Exercise prompt
Transcribe the entries that follow, word for word.

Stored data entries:
-.-.-

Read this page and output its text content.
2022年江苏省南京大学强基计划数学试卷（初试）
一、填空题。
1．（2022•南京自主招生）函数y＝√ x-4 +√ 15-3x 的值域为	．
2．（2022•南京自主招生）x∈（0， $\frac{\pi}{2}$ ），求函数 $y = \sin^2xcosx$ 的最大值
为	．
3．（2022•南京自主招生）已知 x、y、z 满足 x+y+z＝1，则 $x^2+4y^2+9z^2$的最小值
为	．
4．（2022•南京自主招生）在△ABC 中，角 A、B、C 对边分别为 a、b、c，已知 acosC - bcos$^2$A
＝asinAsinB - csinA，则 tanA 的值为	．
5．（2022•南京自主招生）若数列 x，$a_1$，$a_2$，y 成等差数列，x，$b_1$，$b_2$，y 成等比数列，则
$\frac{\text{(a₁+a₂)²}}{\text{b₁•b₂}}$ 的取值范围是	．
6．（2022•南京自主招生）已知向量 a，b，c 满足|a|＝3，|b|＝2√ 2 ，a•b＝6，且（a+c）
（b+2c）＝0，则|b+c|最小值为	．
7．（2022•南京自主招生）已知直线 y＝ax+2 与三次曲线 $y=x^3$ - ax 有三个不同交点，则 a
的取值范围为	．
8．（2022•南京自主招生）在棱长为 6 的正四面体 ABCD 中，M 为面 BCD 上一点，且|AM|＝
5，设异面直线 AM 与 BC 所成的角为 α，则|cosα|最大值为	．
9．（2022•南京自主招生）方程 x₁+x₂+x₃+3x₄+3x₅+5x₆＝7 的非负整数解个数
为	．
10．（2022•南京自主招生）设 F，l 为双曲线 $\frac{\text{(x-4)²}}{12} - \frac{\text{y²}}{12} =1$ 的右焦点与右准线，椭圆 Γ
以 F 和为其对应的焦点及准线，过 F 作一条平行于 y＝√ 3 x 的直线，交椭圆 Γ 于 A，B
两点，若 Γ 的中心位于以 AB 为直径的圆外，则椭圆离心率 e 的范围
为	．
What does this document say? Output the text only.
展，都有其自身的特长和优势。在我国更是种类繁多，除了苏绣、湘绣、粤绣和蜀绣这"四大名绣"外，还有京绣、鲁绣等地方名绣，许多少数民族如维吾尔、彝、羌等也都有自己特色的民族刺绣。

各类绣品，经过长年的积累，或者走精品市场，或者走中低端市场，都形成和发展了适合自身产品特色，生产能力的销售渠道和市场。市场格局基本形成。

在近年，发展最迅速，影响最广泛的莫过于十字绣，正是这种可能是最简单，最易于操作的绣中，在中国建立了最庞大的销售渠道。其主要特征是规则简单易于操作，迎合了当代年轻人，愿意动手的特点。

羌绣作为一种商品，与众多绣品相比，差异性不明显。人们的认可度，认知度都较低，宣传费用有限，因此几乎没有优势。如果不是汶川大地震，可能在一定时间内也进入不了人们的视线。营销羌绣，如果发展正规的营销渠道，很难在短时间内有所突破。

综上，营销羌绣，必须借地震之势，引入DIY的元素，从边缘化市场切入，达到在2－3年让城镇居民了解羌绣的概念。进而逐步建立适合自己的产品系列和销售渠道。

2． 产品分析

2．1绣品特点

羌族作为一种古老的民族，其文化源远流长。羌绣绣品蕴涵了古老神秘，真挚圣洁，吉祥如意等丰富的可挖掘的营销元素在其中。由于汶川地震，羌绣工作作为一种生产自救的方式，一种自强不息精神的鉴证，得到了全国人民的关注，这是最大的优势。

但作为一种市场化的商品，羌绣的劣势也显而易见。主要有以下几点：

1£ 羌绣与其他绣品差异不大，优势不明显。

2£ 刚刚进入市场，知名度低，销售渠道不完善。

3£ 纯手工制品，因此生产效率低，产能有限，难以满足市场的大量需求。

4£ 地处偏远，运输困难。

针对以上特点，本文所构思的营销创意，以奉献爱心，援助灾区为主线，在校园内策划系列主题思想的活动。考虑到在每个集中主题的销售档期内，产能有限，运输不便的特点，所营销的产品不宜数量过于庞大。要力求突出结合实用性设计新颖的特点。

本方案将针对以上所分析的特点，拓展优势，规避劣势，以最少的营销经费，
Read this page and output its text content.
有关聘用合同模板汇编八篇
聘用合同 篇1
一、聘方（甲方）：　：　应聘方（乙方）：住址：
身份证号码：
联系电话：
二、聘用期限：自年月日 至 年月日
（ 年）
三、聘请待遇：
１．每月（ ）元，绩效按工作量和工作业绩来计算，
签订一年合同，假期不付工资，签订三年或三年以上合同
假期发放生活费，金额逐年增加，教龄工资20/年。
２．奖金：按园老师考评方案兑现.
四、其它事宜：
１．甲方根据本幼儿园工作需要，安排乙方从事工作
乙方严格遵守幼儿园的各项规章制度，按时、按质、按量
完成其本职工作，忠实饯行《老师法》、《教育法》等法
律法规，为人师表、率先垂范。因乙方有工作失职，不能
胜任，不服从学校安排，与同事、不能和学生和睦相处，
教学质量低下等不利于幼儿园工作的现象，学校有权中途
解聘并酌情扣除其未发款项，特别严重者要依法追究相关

-.-.-

Answer to the exercise
Read this page and output its text content.
2022年江苏省南京大学强基计划数学试卷（初试）
一、填空题。
1．（2022•南京自主招生）函数y＝√ x-4 +√ 15-3x 的值域为	．
2．（2022•南京自主招生）x∈（0， $\frac{\pi}{2}$ ），求函数 $y = \sin^2xcosx$ 的最大值
为	．
3．（2022•南京自主招生）已知 x、y、z 满足 x+y+z＝1，则 $x^2+4y^2+9z^2$的最小值
为	．
4．（2022•南京自主招生）在△ABC 中，角 A、B、C 对边分别为 a、b、c，已知 acosC - bcos$^2$A
＝asinAsinB - csinA，则 tanA 的值为	．
5．（2022•南京自主招生）若数列 x，$a_1$，$a_2$，y 成等差数列，x，$b_1$，$b_2$，y 成等比数列，则
$\frac{\text{(a₁+a₂)²}}{\text{b₁•b₂}}$ 的取值范围是	．
6．（2022•南京自主招生）已知向量 a，b，c 满足|a|＝3，|b|＝2√ 2 ，a•b＝6，且（a+c）
（b+2c）＝0，则|b+c|最小值为	．
7．（2022•南京自主招生）已知直线 y＝ax+2 与三次曲线 $y=x^3$ - ax 有三个不同交点，则 a
的取值范围为	．
8．（2022•南京自主招生）在棱长为 6 的正四面体 ABCD 中，M 为面 BCD 上一点，且|AM|＝
5，设异面直线 AM 与 BC 所成的角为 α，则|cosα|最大值为	．
9．（2022•南京自主招生）方程 x₁+x₂+x₃+3x₄+3x₅+5x₆＝7 的非负整数解个数
为	．
10．（2022•南京自主招生）设 F，l 为双曲线 $\frac{\text{(x-4)²}}{12} - \frac{\text{y²}}{12} =1$ 的右焦点与右准线，椭圆 Γ
以 F 和为其对应的焦点及准线，过 F 作一条平行于 y＝√ 3 x 的直线，交椭圆 Γ 于 A，B
两点，若 Γ 的中心位于以 AB 为直径的圆外，则椭圆离心率 e 的范围
为	．
What does this document say? Output the text only.
展，都有其自身的特长和优势。在我国更是种类繁多，除了苏绣、湘绣、粤绣和蜀绣这"四大名绣"外，还有京绣、鲁绣等地方名绣，许多少数民族如维吾尔、彝、羌等也都有自己特色的民族刺绣。

各类绣品，经过长年的积累，或者走精品市场，或者走中低端市场，都形成和发展了适合自身产品特色，生产能力的销售渠道和市场。市场格局基本形成。

在近年，发展最迅速，影响最广泛的莫过于十字绣，正是这种可能是最简单，最易于操作的绣中，在中国建立了最庞大的销售渠道。其主要特征是规则简单易于操作，迎合了当代年轻人，愿意动手的特点。

羌绣作为一种商品，与众多绣品相比，差异性不明显。人们的认可度，认知度都较低，宣传费用有限，因此几乎没有优势。如果不是汶川大地震，可能在一定时间内也进入不了人们的视线。营销羌绣，如果发展正规的营销渠道，很难在短时间内有所突破。

综上，营销羌绣，必须借地震之势，引入DIY的元素，从边缘化市场切入，达到在2－3年让城镇居民了解羌绣的概念。进而逐步建立适合自己的产品系列和销售渠道。

2． 产品分析

2．1绣品特点

羌族作为一种古老的民族，其文化源远流长。羌绣绣品蕴涵了古老神秘，真挚圣洁，吉祥如意等丰富的可挖掘的营销元素在其中。由于汶川地震，羌绣工作作为一种生产自救的方式，一种自强不息精神的鉴证，得到了全国人民的关注，这是最大的优势。

但作为一种市场化的商品，羌绣的劣势也显而易见。主要有以下几点：

1£ 羌绣与其他绣品差异不大，优势不明显。

2£ 刚刚进入市场，知名度低，销售渠道不完善。

3£ 纯手工制品，因此生产效率低，产能有限，难以满足市场的大量需求。

4£ 地处偏远，运输困难。

针对以上特点，本文所构思的营销创意，以奉献爱心，援助灾区为主线，在校园内策划系列主题思想的活动。考虑到在每个集中主题的销售档期内，产能有限，运输不便的特点，所营销的产品不宜数量过于庞大。要力求突出结合实用性设计新颖的特点。

本方案将针对以上所分析的特点，拓展优势，规避劣势，以最少的营销经费，
Read this page and output its text content.
有关聘用合同模板汇编八篇
聘用合同 篇1
一、聘方（甲方）：　：　应聘方（乙方）：住址：
身份证号码：
联系电话：
二、聘用期限：自年月日 至 年月日
（ 年）
三、聘请待遇：
１．每月（ ）元，绩效按工作量和工作业绩来计算，
签订一年合同，假期不付工资，签订三年或三年以上合同
假期发放生活费，金额逐年增加，教龄工资20/年。
２．奖金：按园老师考评方案兑现.
四、其它事宜：
１．甲方根据本幼儿园工作需要，安排乙方从事工作
乙方严格遵守幼儿园的各项规章制度，按时、按质、按量
完成其本职工作，忠实饯行《老师法》、《教育法》等法
律法规，为人师表、率先垂范。因乙方有工作失职，不能
胜任，不服从学校安排，与同事、不能和学生和睦相处，
教学质量低下等不利于幼儿园工作的现象，学校有权中途
解聘并酌情扣除其未发款项，特别严重者要依法追究相关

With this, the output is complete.